**EXERCÍCIO BREVE**.
Extraia do acórdão, sem qualquer alteração, o trecho compreendido entre "Acórdão nº 00005/04.2BEPRT" e "Administrativo Norte: 1.", ambos inclusive.

**EXCERTO DO TEXTO**.
*****

Acórdão nº 00005/04.2BEPRT de Tribunal Central Administrativo Norte, 30 de Março de 2006

Magistrado ResponsávelDr
Data da Resolução30 de Março de 2006
EmissorTribunal Central Administrativo Norte

Acordam em conferência na Secção de Contencioso Administrativo do Tribunal Central Administrativo Norte: 1.

RELATÓRIO “A…, LDA.” e “ESTADO PORTUGUÊS”, ambos devidamente identificados nos autos a fls. 02, inconformados vieram ambos interpor recurso jurisdicional da decisão do TAF do Porto, datada de 22/09/2004, que julgou parcialmente procedente a acção administrativa comum, sob forma sumária que a primeira havia instaurado contra o segundo, condenando este a pagar àquela a quantia de 12 Uc’s a título de indemnização por danos não patrimoniais, sendo que a A. havia peticionado a condenação do R. no pagamento:

  1. Da indemnização por danos não patrimoniais em valor não inferior a € 7500,00; b) Das despesas de abertura de dossier, despesas administrativas e de expediente, taxas de justiça pagas pela A., despesas de certidões, eventuais despesas de tradução de documentos e honorários a advogado neste processo nos Tribunais Administrativos; c) Dos juros à taxa legal desde a citação; d) De todas as verbas que acresçam às atrás referidas a título de imposto que incida sobre aquelas quantias; e) Das custas e demais encargos legais, “como reembolso de taxas de justiça inicial e subsequente e preparos para despesas e quaisquer outras pagas pela autora.

    ” Formula a A., nas respectivas alegações (cfr. fls. 217 e segs.

*****

**DADOS REGISTADOS**.

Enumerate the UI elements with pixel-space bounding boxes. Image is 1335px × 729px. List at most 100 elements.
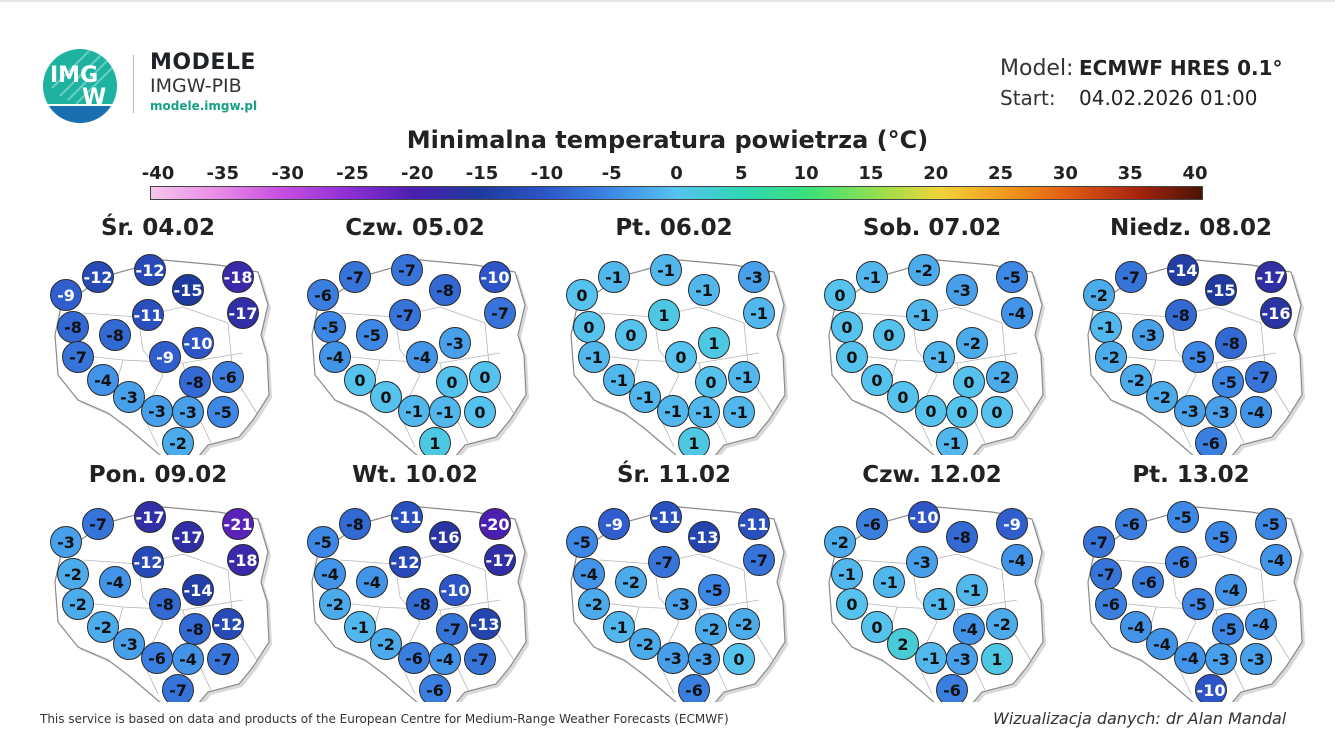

*****

**RESPOSTA DESENVOLVIDA**.
Acórdão nº 00005/04.2BEPRT de Tribunal Central Administrativo Norte, 30 de Março de 2006

Magistrado ResponsávelDr
Data da Resolução30 de Março de 2006
EmissorTribunal Central Administrativo Norte

Acordam em conferência na Secção de Contencioso Administrativo do Tribunal Central Administrativo Norte: 1.